• _Records for the task_:
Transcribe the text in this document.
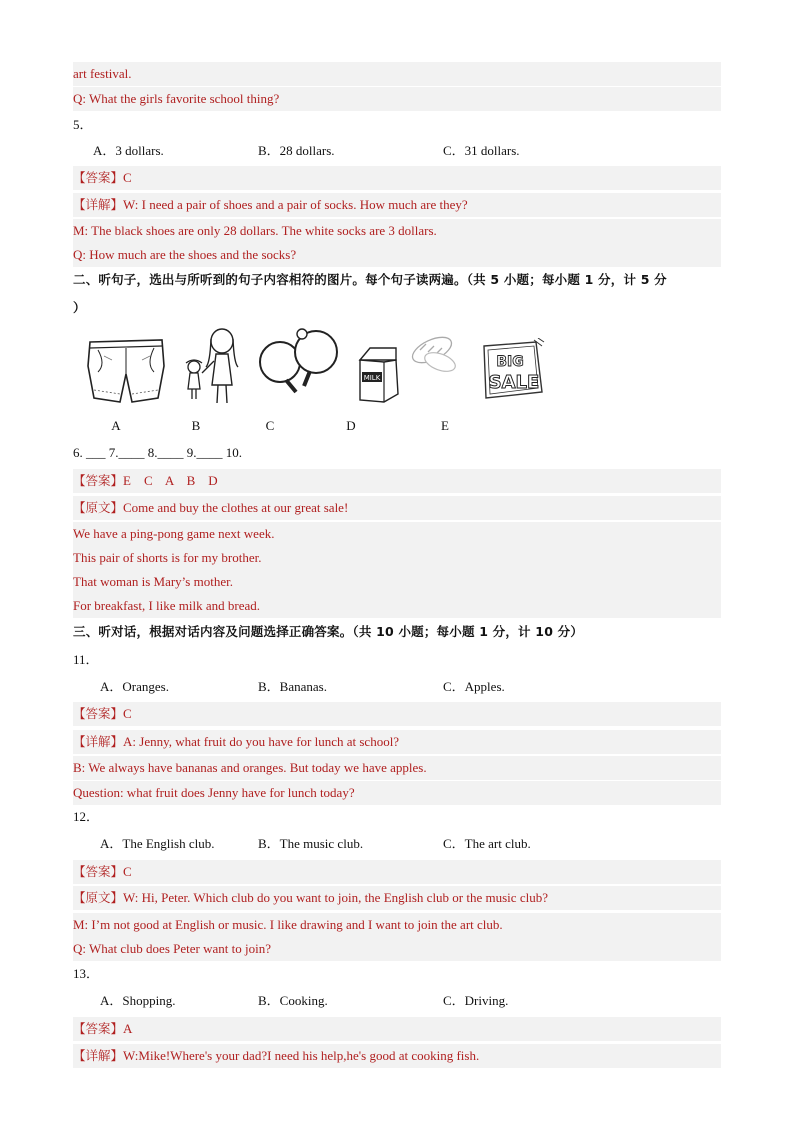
art festival.
Q: What the girls favorite school thing?
5．
A．3 dollars.	B．28 dollars.	C．31 dollars.
【答案】C
【详解】W: I need a pair of shoes and a pair of socks. How much are they?
M: The black shoes are only 28 dollars. The white socks are 3 dollars.
Q: How much are the shoes and the socks?
二、听句子，选出与所听到的句子内容相符的图片。每个句子读两遍。（共 5 小题；每小题 1 分，计 5 分
）
MILK
BIG
SALE
A	B	C	D	E
6. ___ 7.____ 8.____ 9.____ 10.
【答案】E    C    A    B    D
【原文】Come and buy the clothes at our great sale!
We have a ping-pong game next week.
This pair of shorts is for my brother.
That woman is Mary’s mother.
For breakfast, I like milk and bread.
三、听对话，根据对话内容及问题选择正确答案。（共 10 小题；每小题 1 分，计 10 分）
11．
A．Oranges.	B．Bananas.	C．Apples.
【答案】C
【详解】A: Jenny, what fruit do you have for lunch at school?
B: We always have bananas and oranges. But today we have apples.
Question: what fruit does Jenny have for lunch today?
12．
A．The English club.	B．The music club.	C．The art club.
【答案】C
【原文】W: Hi, Peter. Which club do you want to join, the English club or the music club?
M: I’m not good at English or music. I like drawing and I want to join the art club.
Q: What club does Peter want to join?
13．
A．Shopping.	B．Cooking.	C．Driving.
【答案】A
【详解】W:Mike!Where's your dad?I need his help,he's good at cooking fish.
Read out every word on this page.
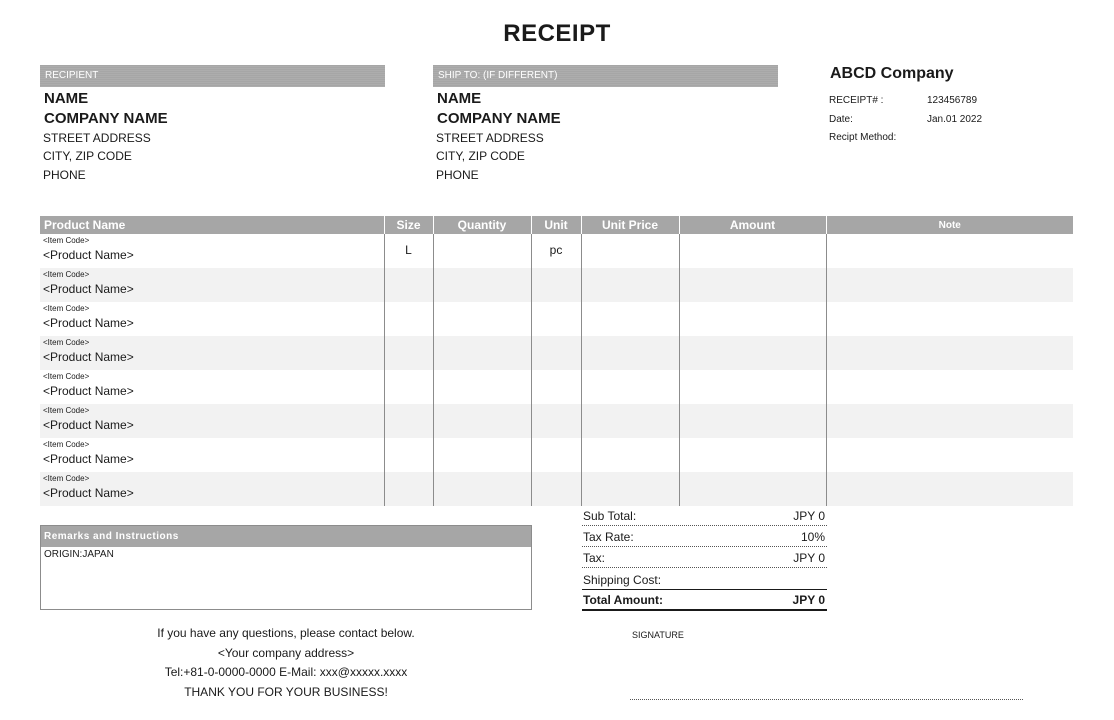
RECEIPT
RECIPIENT
NAME
COMPANY NAME
STREET ADDRESS
CITY, ZIP CODE
PHONE
SHIP TO: (IF DIFFERENT)
NAME
COMPANY NAME
STREET ADDRESS
CITY, ZIP CODE
PHONE
ABCD Company
RECEIPT# :	123456789
Date:	Jan.01 2022
Recipt Method:
Product Name	Size	Quantity	Unit	Unit Price	Amount	Note

<Item Code>
<Product Name>	L		pc			

<Item Code>
<Product Name>						

<Item Code>
<Product Name>						

<Item Code>
<Product Name>						

<Item Code>
<Product Name>						

<Item Code>
<Product Name>						

<Item Code>
<Product Name>						

<Item Code>
<Product Name>						

Remarks and Instructions
ORIGIN:JAPAN
Sub Total:	JPY 0
Tax Rate:	10%
Tax:	JPY 0
Shipping Cost:
Total Amount:	JPY 0
If you have any questions, please contact below.
<Your company address>
Tel:+81-0-0000-0000 E-Mail: xxx@xxxxx.xxxx
THANK YOU FOR YOUR BUSINESS!
SIGNATURE
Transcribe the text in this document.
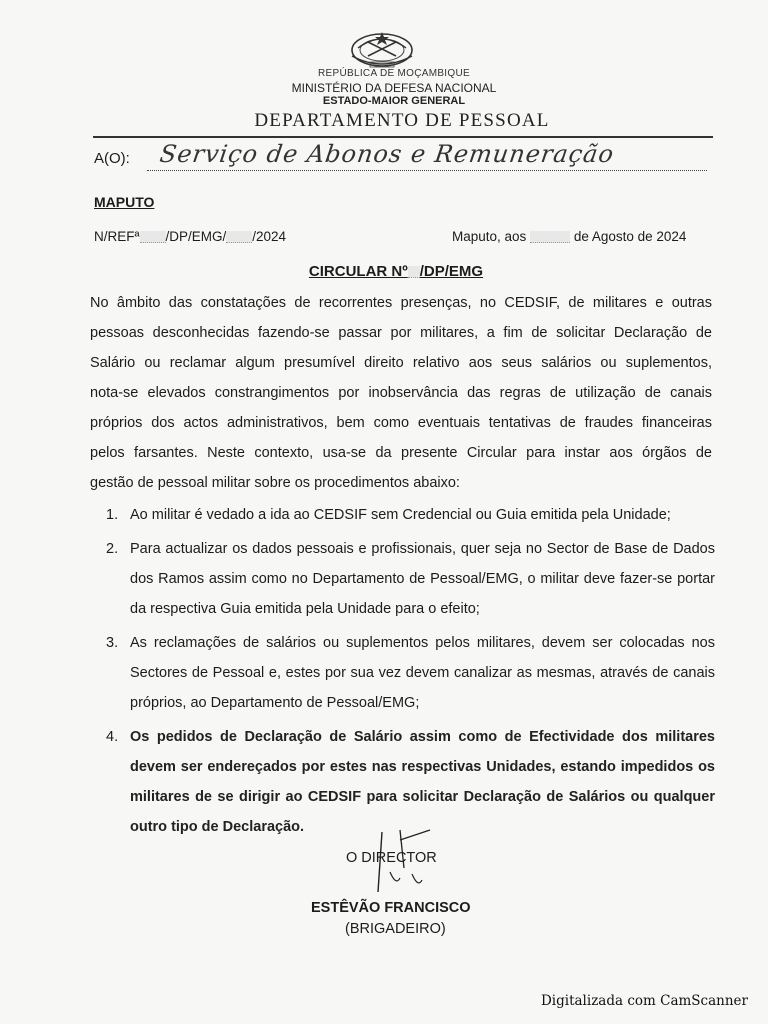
REPÚBLICA DE MOÇAMBIQUE
MINISTÉRIO DA DEFESA NACIONAL
ESTADO-MAIOR GENERAL
DEPARTAMENTO DE PESSOAL
A(O): Serviço de Abonos e Remuneração
MAPUTO
N/REFª /DP/EMG/ /2024	Maputo, aos	de Agosto de 2024
CIRCULAR Nº /DP/EMG
No âmbito das constatações de recorrentes presenças, no CEDSIF, de militares e outras
pessoas desconhecidas fazendo-se passar por militares, a fim de solicitar Declaração de
Salário ou reclamar algum presumível direito relativo aos seus salários ou suplementos,
nota-se elevados constrangimentos por inobservância das regras de utilização de canais
próprios dos actos administrativos, bem como eventuais tentativas de fraudes financeiras
pelos farsantes. Neste contexto, usa-se da presente Circular para instar aos órgãos de
gestão de pessoal militar sobre os procedimentos abaixo:
1. Ao militar é vedado a ida ao CEDSIF sem Credencial ou Guia emitida pela Unidade;
2. Para actualizar os dados pessoais e profissionais, quer seja no Sector de Base de Dados dos Ramos assim como no Departamento de Pessoal/EMG, o militar deve fazer-se portar da respectiva Guia emitida pela Unidade para o efeito;
3. As reclamações de salários ou suplementos pelos militares, devem ser colocadas nos Sectores de Pessoal e, estes por sua vez devem canalizar as mesmas, através de canais próprios, ao Departamento de Pessoal/EMG;
4. Os pedidos de Declaração de Salário assim como de Efectividade dos militares devem ser endereçados por estes nas respectivas Unidades, estando impedidos os militares de se dirigir ao CEDSIF para solicitar Declaração de Salários ou qualquer outro tipo de Declaração.
O DIRECTOR
ESTÊVÃO FRANCISCO
(BRIGADEIRO)
Digitalizada com CamScanner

• _Stated goal_:
Copy each line exactly, and leave the pictures out of your copy.

• _Task response_:
Transcribe the text in this document.
art festival.
Q: What the girls favorite school thing?
5．
A．3 dollars.	B．28 dollars.	C．31 dollars.
【答案】C
【详解】W: I need a pair of shoes and a pair of socks. How much are they?
M: The black shoes are only 28 dollars. The white socks are 3 dollars.
Q: How much are the shoes and the socks?
二、听句子，选出与所听到的句子内容相符的图片。每个句子读两遍。（共 5 小题；每小题 1 分，计 5 分
）
MILK
BIG
SALE
A	B	C	D	E
6. ___ 7.____ 8.____ 9.____ 10.
【答案】E    C    A    B    D
【原文】Come and buy the clothes at our great sale!
We have a ping-pong game next week.
This pair of shorts is for my brother.
That woman is Mary’s mother.
For breakfast, I like milk and bread.
三、听对话，根据对话内容及问题选择正确答案。（共 10 小题；每小题 1 分，计 10 分）
11．
A．Oranges.	B．Bananas.	C．Apples.
【答案】C
【详解】A: Jenny, what fruit do you have for lunch at school?
B: We always have bananas and oranges. But today we have apples.
Question: what fruit does Jenny have for lunch today?
12．
A．The English club.	B．The music club.	C．The art club.
【答案】C
【原文】W: Hi, Peter. Which club do you want to join, the English club or the music club?
M: I’m not good at English or music. I like drawing and I want to join the art club.
Q: What club does Peter want to join?
13．
A．Shopping.	B．Cooking.	C．Driving.
【答案】A
【详解】W:Mike!Where's your dad?I need his help,he's good at cooking fish.
Read out every word on this page.
RECEIPT
RECIPIENT
NAME
COMPANY NAME
STREET ADDRESS
CITY, ZIP CODE
PHONE
SHIP TO: (IF DIFFERENT)
NAME
COMPANY NAME
STREET ADDRESS
CITY, ZIP CODE
PHONE
ABCD Company
RECEIPT# :	123456789
Date:	Jan.01 2022
Recipt Method:
Product Name	Size	Quantity	Unit	Unit Price	Amount	Note

<Item Code>
<Product Name>	L		pc			

<Item Code>
<Product Name>						

<Item Code>
<Product Name>						

<Item Code>
<Product Name>						

<Item Code>
<Product Name>						

<Item Code>
<Product Name>						

<Item Code>
<Product Name>						

<Item Code>
<Product Name>						

Remarks and Instructions
ORIGIN:JAPAN
Sub Total:	JPY 0
Tax Rate:	10%
Tax:	JPY 0
Shipping Cost:
Total Amount:	JPY 0
If you have any questions, please contact below.
<Your company address>
Tel:+81-0-0000-0000 E-Mail: xxx@xxxxx.xxxx
THANK YOU FOR YOUR BUSINESS!
SIGNATURE
Transcribe the text in this document.
REPÚBLICA DE MOÇAMBIQUE
MINISTÉRIO DA DEFESA NACIONAL
ESTADO-MAIOR GENERAL
DEPARTAMENTO DE PESSOAL
A(O): Serviço de Abonos e Remuneração
MAPUTO
N/REFª /DP/EMG/ /2024	Maputo, aos	de Agosto de 2024
CIRCULAR Nº /DP/EMG
No âmbito das constatações de recorrentes presenças, no CEDSIF, de militares e outras
pessoas desconhecidas fazendo-se passar por militares, a fim de solicitar Declaração de
Salário ou reclamar algum presumível direito relativo aos seus salários ou suplementos,
nota-se elevados constrangimentos por inobservância das regras de utilização de canais
próprios dos actos administrativos, bem como eventuais tentativas de fraudes financeiras
pelos farsantes. Neste contexto, usa-se da presente Circular para instar aos órgãos de
gestão de pessoal militar sobre os procedimentos abaixo:
1. Ao militar é vedado a ida ao CEDSIF sem Credencial ou Guia emitida pela Unidade;
2. Para actualizar os dados pessoais e profissionais, quer seja no Sector de Base de Dados dos Ramos assim como no Departamento de Pessoal/EMG, o militar deve fazer-se portar da respectiva Guia emitida pela Unidade para o efeito;
3. As reclamações de salários ou suplementos pelos militares, devem ser colocadas nos Sectores de Pessoal e, estes por sua vez devem canalizar as mesmas, através de canais próprios, ao Departamento de Pessoal/EMG;
4. Os pedidos de Declaração de Salário assim como de Efectividade dos militares devem ser endereçados por estes nas respectivas Unidades, estando impedidos os militares de se dirigir ao CEDSIF para solicitar Declaração de Salários ou qualquer outro tipo de Declaração.
O DIRECTOR
ESTÊVÃO FRANCISCO
(BRIGADEIRO)
Digitalizada com CamScanner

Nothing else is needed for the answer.